[begin Records shown]

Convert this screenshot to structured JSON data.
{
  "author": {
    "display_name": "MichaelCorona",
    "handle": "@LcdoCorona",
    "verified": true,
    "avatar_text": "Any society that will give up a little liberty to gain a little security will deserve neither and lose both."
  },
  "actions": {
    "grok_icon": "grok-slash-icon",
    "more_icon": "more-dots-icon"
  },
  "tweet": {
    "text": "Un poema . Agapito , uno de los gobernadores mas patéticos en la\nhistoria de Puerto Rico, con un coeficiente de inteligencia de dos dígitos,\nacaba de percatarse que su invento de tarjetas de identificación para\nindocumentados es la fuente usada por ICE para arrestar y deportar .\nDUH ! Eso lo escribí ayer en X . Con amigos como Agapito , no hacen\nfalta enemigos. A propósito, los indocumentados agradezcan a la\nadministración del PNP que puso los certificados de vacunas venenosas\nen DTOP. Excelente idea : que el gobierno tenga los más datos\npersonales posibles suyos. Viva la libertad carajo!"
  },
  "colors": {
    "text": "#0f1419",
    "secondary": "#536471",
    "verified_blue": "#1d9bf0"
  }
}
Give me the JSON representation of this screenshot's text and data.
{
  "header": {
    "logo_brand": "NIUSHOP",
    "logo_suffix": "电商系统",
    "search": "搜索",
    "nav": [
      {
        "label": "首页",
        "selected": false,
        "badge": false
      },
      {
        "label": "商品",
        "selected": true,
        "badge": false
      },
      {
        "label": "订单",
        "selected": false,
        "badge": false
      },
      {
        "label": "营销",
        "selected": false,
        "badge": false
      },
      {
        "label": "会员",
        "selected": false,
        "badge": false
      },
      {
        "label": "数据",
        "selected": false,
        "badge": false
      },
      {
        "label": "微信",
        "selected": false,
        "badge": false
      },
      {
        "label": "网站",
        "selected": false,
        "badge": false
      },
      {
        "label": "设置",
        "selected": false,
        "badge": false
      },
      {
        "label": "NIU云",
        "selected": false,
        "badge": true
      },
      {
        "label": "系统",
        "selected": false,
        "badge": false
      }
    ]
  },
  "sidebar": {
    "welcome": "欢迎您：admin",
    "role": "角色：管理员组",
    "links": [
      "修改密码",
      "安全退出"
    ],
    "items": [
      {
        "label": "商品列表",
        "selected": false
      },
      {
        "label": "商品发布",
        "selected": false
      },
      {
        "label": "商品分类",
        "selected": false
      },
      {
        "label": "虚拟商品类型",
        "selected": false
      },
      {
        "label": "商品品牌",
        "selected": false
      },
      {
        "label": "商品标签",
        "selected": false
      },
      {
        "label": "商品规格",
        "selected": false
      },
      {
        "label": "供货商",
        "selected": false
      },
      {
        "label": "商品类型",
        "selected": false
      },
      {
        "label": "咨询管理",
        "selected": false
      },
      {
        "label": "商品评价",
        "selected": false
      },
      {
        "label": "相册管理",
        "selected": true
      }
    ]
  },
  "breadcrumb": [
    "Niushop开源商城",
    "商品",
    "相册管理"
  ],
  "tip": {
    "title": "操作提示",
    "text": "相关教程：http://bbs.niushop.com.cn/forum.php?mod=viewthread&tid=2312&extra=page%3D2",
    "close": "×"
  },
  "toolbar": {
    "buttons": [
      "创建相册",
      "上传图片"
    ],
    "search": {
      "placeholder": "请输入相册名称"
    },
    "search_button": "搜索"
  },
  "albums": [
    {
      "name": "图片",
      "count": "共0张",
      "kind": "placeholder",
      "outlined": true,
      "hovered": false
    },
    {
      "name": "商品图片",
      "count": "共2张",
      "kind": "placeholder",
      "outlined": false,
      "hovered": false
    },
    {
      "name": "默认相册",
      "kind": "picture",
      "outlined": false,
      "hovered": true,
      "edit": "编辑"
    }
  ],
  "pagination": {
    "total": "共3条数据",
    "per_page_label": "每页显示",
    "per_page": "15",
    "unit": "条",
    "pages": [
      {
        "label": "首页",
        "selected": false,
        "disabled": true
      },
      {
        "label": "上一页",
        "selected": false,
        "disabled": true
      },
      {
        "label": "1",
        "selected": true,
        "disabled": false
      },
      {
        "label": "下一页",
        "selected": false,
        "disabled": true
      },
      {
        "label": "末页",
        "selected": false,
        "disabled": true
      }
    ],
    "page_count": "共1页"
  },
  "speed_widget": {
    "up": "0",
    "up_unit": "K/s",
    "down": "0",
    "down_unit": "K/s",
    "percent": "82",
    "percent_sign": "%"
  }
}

[end Records shown]

-- Instructions for the task --
Search the preceding listing for the word "data" and pull out every line that holds it.

-- Answer in full --
Convert this screenshot to structured JSON data.
Give me the JSON representation of this screenshot's text and data.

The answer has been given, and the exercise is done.